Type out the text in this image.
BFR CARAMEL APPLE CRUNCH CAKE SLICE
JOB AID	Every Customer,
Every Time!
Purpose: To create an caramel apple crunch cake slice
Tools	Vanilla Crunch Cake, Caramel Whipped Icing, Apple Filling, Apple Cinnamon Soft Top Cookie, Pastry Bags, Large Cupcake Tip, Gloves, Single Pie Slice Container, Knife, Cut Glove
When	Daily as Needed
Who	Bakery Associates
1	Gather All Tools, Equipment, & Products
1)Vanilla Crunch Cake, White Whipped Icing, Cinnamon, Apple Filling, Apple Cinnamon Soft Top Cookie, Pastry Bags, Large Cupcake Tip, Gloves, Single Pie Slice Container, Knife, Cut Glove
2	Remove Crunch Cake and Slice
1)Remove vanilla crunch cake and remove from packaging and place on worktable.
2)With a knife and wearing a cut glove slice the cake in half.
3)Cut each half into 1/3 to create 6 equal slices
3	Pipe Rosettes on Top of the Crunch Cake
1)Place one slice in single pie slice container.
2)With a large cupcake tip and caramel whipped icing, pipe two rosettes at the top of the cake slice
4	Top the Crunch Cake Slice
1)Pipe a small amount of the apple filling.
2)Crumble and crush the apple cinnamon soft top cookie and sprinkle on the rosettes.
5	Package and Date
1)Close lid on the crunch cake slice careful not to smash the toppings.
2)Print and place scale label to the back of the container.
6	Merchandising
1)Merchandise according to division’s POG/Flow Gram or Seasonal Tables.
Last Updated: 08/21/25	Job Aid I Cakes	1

—————

# Set problem
Go through the data and return every record exactly.

# Solved problem
Type out the text in this image.
BFR CARAMEL APPLE CRUNCH CAKE SLICE
JOB AID	Every Customer,
Every Time!
Purpose: To create an caramel apple crunch cake slice
Tools	Vanilla Crunch Cake, Caramel Whipped Icing, Apple Filling, Apple Cinnamon Soft Top Cookie, Pastry Bags, Large Cupcake Tip, Gloves, Single Pie Slice Container, Knife, Cut Glove
When	Daily as Needed
Who	Bakery Associates
1	Gather All Tools, Equipment, & Products
1)Vanilla Crunch Cake, White Whipped Icing, Cinnamon, Apple Filling, Apple Cinnamon Soft Top Cookie, Pastry Bags, Large Cupcake Tip, Gloves, Single Pie Slice Container, Knife, Cut Glove
2	Remove Crunch Cake and Slice
1)Remove vanilla crunch cake and remove from packaging and place on worktable.
2)With a knife and wearing a cut glove slice the cake in half.
3)Cut each half into 1/3 to create 6 equal slices
3	Pipe Rosettes on Top of the Crunch Cake
1)Place one slice in single pie slice container.
2)With a large cupcake tip and caramel whipped icing, pipe two rosettes at the top of the cake slice
4	Top the Crunch Cake Slice
1)Pipe a small amount of the apple filling.
2)Crumble and crush the apple cinnamon soft top cookie and sprinkle on the rosettes.
5	Package and Date
1)Close lid on the crunch cake slice careful not to smash the toppings.
2)Print and place scale label to the back of the container.
6	Merchandising
1)Merchandise according to division’s POG/Flow Gram or Seasonal Tables.
Last Updated: 08/21/25	Job Aid I Cakes	1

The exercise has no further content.